OBIETTIVO DICHIARATO A: Secondo la recensione dello spettacolo sul massacro del Circeo, perché non c'è bisogno di mostrare in scena le violenze?

ESTRATTO DEL DOCUMENTO:
==========

A cinquant’anni dal massacro del Circeo la compagnia Il Filo d’Aria porta in scena quei drammatici giorni
Massacro del Circeo, tre parole che bastano a far tremare chiunque abbia la minima conoscenza del tema. Anche chi è nato dopo, chi non ha vissuto in diretta quei giorni, ha in testa immagini chiare.
Con quella stessa chiarezza il massacro del Circeo è stato portato sul palco del Teatro Trastevere con Cigno cigno grazie alla compagnia Il Filo d’aria dal 27 al 30 novembre, scritto e diretto da Antonio M. Monaco.

Una rappresentazione per certi versi più funzionale di tante altre operazioni artistiche che nel corso degli anni hanno provato a raccontare la storia di Maria Rosaria Lopez, Donatella Colasanti e dei loro carnefici.
La scelta registica cambia i nomi dei protagonisti, ma i riferimenti sono chiari, ed è da segnalare l’interpretazione di Riccardo Maggiani, che con le espressioni del volto riesce a trasmettere l’ansia e la paura anche agli spettatori. Le immagini che tornano alla mente sono limpide, non c’è niente da inventare, sappiamo tutti cosa abbiamo davanti. Così come sono estremamente realistiche le emozioni portate in scena da Arianna Ferrucci e Giulia Fortuna, tanto più in una drammaturgia che lascia gli aspetti più cruenti all’immaginazione, portando poi sul palco i risvolti psicologici, il dolore. Tranne che in un punto, ben studiato nel complesso dello spettacolo, non vediamo botte o violenze.
Le sentiamo, le conosciamo, ma non le vediamo. Non c’è bisogno, purtroppo, i segni che il male lascia sono scritti sui volti, nelle espressioni delle due vittime.
Tutto si svolge nel salone della casa del Circeo, dove le ragazze arrivano poco meno che spensierate, convinte che ci sia una festa. Le cose peggiorano poco per volta, e sapere in che direzione si sta andando non toglie nulla alla visione dello spettacolo, che in un’ora riesce a riassumere quasi due giorni di violenze e sevizie senza mai dover correre.
Accanto a Maggiani c’è Alessandro Straface, che di quella violenza incarna un altro aspetto, quello del complice forse non sicuro. Non è pena né giustificazione, è un diverso lato del male, sempre in bilico tra il voler dimostrare la propria forza e la consapevolezza di star sbagliando, come se questo bastasse. Ultimo in ordine di apparizione è Edoardo di Giuseppe, vero leader del gruppo. La differenza è palpabile: l’abbigliamento, la parlata, il modo in cui anche la violenza verbale è costruita per apparire altro.
Non è il male vero di Maggiani, non è la banalità del male di Straface. È un altro livello, che cresce e peggiora battuta dopo battuta, che porta ancora più in profondità il dramma delle due ragazze, sino all’epilogo.

==========

ELENCO DA ELABORARE:
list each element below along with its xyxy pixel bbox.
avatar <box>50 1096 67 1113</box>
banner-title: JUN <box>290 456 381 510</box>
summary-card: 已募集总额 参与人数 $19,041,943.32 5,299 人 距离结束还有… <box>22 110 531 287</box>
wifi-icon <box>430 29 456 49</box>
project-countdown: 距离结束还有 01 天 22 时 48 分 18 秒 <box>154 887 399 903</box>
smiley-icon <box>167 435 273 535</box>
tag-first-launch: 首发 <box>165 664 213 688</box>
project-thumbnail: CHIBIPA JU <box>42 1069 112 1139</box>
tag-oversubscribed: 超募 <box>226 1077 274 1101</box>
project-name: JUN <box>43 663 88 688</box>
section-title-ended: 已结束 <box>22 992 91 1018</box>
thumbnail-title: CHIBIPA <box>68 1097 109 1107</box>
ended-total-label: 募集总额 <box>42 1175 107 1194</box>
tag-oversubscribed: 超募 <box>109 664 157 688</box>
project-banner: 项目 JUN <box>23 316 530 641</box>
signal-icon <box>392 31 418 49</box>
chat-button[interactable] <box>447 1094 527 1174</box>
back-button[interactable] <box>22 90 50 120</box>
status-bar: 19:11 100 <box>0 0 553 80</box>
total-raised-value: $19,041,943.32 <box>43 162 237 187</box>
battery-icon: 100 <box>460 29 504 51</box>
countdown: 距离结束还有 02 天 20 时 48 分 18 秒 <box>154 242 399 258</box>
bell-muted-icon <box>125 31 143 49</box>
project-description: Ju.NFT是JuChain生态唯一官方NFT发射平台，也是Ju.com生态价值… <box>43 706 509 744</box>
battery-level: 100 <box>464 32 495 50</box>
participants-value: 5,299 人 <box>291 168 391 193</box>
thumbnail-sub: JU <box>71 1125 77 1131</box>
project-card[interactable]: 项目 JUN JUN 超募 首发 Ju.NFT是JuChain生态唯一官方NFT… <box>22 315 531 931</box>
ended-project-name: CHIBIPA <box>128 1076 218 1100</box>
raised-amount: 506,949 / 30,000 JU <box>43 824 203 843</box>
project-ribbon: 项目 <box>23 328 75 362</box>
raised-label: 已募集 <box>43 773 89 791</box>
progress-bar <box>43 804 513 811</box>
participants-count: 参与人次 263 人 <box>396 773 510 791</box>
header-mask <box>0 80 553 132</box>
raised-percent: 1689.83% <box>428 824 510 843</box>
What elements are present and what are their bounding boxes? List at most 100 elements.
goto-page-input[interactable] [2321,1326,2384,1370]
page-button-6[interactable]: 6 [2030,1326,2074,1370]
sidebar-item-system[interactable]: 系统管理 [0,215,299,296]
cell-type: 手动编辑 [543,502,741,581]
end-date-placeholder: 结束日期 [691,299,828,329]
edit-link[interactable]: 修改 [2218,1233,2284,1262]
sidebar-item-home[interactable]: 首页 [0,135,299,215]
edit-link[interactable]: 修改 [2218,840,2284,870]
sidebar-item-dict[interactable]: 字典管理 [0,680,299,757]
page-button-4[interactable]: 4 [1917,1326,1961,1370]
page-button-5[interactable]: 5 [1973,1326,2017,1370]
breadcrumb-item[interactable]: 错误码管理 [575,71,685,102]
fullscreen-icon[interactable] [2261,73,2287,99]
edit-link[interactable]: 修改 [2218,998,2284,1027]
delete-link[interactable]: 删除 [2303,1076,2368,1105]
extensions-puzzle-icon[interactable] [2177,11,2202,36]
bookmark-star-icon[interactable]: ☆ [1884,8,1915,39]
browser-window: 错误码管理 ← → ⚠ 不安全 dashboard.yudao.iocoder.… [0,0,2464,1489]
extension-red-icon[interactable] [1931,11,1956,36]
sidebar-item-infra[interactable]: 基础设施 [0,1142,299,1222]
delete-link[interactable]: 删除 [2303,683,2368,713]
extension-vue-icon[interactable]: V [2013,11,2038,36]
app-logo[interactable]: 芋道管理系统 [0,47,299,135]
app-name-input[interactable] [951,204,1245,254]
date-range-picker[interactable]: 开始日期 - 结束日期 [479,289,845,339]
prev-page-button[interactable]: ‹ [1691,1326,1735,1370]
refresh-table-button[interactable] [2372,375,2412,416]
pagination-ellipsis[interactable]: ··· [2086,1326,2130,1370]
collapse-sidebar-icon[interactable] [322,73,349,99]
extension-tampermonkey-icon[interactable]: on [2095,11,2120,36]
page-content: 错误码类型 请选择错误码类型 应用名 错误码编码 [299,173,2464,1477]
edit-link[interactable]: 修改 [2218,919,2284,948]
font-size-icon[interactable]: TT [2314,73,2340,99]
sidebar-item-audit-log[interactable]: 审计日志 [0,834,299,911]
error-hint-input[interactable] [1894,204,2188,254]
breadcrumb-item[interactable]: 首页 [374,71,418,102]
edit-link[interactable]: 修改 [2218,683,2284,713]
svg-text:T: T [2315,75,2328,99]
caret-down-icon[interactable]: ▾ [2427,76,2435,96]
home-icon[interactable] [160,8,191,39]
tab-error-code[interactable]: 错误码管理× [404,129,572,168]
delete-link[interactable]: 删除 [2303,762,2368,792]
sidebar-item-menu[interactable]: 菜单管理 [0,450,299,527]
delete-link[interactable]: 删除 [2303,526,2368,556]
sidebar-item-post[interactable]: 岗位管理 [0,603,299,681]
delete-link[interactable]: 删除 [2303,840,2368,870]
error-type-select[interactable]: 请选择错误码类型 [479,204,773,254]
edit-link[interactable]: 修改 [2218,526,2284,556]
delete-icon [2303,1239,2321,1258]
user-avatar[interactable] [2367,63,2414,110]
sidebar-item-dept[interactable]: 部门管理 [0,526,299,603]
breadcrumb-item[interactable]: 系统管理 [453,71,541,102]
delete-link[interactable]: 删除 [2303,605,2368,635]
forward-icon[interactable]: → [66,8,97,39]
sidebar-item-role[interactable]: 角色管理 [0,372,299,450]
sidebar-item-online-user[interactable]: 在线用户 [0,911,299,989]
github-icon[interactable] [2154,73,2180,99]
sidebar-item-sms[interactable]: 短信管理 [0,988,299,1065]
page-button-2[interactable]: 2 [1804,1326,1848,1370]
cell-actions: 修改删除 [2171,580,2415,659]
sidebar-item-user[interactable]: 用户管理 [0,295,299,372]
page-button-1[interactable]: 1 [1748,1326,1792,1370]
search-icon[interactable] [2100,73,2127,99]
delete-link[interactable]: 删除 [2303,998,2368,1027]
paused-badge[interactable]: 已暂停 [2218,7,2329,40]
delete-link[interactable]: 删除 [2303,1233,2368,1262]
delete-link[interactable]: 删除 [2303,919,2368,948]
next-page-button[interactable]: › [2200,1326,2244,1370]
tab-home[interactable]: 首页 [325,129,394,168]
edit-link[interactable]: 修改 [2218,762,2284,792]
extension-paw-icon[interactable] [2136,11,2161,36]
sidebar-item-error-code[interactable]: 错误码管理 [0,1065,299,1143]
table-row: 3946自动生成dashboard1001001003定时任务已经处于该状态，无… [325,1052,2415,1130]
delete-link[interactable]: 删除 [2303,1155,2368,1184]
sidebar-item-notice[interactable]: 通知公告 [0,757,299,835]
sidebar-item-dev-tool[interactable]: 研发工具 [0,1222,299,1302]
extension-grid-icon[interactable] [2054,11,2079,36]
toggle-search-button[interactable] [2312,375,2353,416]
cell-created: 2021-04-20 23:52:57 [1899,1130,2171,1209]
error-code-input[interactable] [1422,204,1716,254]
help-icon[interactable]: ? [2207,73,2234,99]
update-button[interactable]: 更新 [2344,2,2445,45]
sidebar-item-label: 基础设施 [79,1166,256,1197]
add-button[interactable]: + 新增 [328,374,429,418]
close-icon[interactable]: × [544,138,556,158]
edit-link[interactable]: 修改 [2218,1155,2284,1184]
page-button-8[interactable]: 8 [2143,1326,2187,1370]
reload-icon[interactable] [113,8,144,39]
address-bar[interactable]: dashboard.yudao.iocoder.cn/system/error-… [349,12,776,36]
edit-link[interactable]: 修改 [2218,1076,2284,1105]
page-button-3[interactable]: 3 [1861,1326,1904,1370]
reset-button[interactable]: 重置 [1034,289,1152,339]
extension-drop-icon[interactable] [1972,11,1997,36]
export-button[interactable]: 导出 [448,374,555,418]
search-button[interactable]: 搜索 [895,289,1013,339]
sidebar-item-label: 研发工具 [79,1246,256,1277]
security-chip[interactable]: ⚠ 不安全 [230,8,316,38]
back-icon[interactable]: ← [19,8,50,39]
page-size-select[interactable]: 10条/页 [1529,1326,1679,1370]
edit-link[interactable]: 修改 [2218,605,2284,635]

==========

OBIETTIVO DICHIARATO B: Nell'elenco, dalla prima riga fino alla riga con "tag-oversubscribed: 超募 <box>109" compresa, cambia "wifi-icon" in "icona-wifi" e lascia invariato tutto il resto. Restituisci soltanto queste righe.

RISULTATO CORRETTO A: Non serve perché i segni che il male lascia sono già scritti sui volti e nelle espressioni delle due vittime. Le violenze si sentono e si conoscono anche senza vederle.

RISULTATO CORRETTO B:
list each element below along with its xyxy pixel bbox.
avatar <box>50 1096 67 1113</box>
banner-title: JUN <box>290 456 381 510</box>
summary-card: 已募集总额 参与人数 $19,041,943.32 5,299 人 距离结束还有… <box>22 110 531 287</box>
icona-wifi <box>430 29 456 49</box>
project-countdown: 距离结束还有 01 天 22 时 48 分 18 秒 <box>154 887 399 903</box>
smiley-icon <box>167 435 273 535</box>
tag-first-launch: 首发 <box>165 664 213 688</box>
project-thumbnail: CHIBIPA JU <box>42 1069 112 1139</box>
tag-oversubscribed: 超募 <box>226 1077 274 1101</box>
project-name: JUN <box>43 663 88 688</box>
section-title-ended: 已结束 <box>22 992 91 1018</box>
thumbnail-title: CHIBIPA <box>68 1097 109 1107</box>
ended-total-label: 募集总额 <box>42 1175 107 1194</box>
tag-oversubscribed: 超募 <box>109 664 157 688</box>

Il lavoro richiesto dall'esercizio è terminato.